--- Records for this exercise ---

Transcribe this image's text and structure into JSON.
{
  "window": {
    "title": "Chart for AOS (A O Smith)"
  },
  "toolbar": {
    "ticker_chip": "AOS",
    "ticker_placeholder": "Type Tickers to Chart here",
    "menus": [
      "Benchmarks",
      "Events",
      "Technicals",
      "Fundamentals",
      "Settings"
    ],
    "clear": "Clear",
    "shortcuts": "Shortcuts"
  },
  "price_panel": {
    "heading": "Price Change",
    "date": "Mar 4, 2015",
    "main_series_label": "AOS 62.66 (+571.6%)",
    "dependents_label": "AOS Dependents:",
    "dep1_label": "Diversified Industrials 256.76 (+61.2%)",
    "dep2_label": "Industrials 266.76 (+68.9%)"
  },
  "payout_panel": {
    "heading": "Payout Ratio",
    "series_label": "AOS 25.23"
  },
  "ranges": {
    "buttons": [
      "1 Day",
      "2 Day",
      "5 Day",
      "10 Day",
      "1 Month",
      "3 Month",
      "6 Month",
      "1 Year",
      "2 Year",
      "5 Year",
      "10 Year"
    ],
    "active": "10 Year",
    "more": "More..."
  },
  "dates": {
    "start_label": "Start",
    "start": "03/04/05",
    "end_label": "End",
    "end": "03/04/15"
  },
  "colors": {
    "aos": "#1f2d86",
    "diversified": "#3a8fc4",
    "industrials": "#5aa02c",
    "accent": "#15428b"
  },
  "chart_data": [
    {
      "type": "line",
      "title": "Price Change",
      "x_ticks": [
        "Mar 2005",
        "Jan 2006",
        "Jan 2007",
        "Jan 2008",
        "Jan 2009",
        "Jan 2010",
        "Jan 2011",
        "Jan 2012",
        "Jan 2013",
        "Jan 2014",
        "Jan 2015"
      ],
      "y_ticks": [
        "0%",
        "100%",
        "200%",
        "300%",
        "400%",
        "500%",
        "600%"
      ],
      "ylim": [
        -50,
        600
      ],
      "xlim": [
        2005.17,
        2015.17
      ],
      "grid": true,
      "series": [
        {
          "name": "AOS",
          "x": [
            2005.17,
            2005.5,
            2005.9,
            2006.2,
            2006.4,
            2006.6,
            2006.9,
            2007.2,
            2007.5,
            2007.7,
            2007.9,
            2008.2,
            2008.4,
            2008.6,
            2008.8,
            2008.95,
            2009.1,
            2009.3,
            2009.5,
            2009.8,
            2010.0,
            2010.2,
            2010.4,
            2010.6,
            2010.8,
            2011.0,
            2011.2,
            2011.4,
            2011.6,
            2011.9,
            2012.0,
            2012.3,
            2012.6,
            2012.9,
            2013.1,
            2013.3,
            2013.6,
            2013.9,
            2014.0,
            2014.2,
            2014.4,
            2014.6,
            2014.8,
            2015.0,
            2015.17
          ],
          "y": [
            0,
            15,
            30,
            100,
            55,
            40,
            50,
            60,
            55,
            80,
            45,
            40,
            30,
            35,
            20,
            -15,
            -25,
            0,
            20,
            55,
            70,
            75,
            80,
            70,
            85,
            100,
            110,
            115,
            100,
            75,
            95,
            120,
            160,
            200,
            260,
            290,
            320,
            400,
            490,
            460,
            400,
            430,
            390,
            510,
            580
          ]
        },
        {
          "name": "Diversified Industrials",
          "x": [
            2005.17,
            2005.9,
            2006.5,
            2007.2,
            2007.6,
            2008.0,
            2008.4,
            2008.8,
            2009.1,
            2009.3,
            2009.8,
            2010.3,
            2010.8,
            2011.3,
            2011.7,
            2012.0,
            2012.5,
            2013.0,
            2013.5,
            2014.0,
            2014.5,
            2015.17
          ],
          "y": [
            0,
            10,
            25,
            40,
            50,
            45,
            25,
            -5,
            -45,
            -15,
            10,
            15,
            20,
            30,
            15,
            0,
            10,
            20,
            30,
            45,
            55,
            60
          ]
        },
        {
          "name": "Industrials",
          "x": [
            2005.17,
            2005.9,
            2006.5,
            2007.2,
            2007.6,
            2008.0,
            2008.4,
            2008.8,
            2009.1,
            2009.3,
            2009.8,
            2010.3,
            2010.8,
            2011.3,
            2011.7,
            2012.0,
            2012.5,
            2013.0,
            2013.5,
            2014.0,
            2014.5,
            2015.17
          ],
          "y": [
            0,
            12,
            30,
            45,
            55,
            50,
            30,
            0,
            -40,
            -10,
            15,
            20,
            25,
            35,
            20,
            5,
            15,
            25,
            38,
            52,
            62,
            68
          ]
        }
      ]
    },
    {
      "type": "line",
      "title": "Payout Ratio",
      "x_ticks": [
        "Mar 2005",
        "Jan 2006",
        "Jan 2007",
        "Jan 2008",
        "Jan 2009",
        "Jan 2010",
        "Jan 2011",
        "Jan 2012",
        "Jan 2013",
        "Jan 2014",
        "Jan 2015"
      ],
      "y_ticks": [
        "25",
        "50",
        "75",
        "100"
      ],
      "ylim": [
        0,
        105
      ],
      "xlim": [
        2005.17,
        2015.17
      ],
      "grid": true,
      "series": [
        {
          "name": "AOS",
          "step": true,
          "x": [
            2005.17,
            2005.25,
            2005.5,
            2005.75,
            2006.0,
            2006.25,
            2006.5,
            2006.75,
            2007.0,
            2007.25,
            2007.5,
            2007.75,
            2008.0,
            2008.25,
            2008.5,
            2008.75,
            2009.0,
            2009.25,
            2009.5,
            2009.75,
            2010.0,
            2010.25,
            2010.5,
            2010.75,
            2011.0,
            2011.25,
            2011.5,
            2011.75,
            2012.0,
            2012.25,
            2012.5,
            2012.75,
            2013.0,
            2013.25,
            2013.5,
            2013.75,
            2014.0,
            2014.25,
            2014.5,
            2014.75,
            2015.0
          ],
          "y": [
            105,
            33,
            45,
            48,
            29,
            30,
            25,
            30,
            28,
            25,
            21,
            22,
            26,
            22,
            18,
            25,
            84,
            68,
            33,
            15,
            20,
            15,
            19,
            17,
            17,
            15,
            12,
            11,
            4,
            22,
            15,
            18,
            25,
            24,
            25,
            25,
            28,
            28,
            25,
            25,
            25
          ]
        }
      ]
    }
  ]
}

---

◆ What you have to do
Go over the records above and tally each line that includes "Change". Give the total by itself.

◆ Written solution
2